◆ DATA FOR THE TASK
:::

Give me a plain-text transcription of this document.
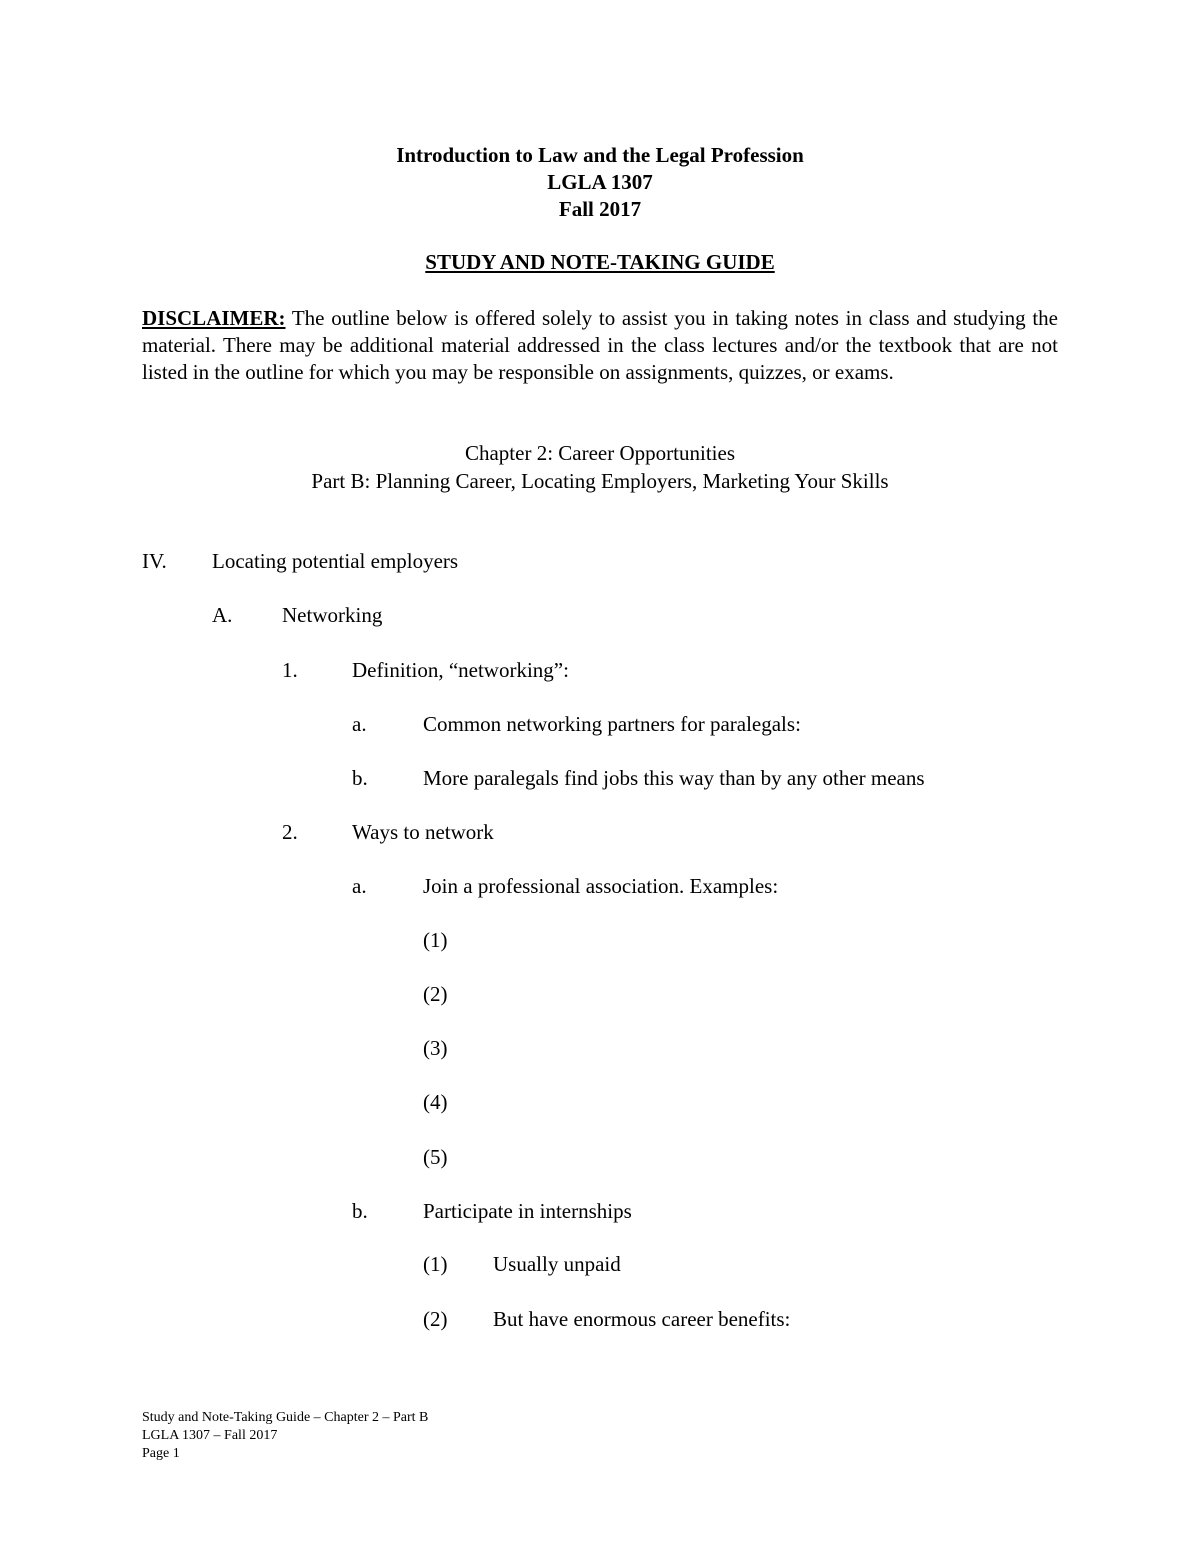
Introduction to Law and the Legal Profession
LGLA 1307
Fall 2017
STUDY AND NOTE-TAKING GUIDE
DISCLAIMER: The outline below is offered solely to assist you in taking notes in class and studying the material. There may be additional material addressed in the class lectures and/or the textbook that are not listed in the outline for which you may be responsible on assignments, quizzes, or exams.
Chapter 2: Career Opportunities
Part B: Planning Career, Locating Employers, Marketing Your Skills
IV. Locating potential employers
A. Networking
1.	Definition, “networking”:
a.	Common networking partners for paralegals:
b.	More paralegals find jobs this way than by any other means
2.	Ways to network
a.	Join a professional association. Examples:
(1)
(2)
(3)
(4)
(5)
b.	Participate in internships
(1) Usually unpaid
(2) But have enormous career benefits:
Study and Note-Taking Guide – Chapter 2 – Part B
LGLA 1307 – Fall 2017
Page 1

:::

◆ AIM OF THE EXERCISE
Omit the pictures and restate the rest of the records verbatim.

◆ RESPONSE BELOW
Give me a plain-text transcription of this document.
Introduction to Law and the Legal Profession
LGLA 1307
Fall 2017
STUDY AND NOTE-TAKING GUIDE
DISCLAIMER: The outline below is offered solely to assist you in taking notes in class and studying the material. There may be additional material addressed in the class lectures and/or the textbook that are not listed in the outline for which you may be responsible on assignments, quizzes, or exams.
Chapter 2: Career Opportunities
Part B: Planning Career, Locating Employers, Marketing Your Skills
IV. Locating potential employers
A. Networking
1.	Definition, “networking”:
a.	Common networking partners for paralegals:
b.	More paralegals find jobs this way than by any other means
2.	Ways to network
a.	Join a professional association. Examples:
(1)
(2)
(3)
(4)
(5)
b.	Participate in internships
(1) Usually unpaid
(2) But have enormous career benefits:
Study and Note-Taking Guide – Chapter 2 – Part B
LGLA 1307 – Fall 2017
Page 1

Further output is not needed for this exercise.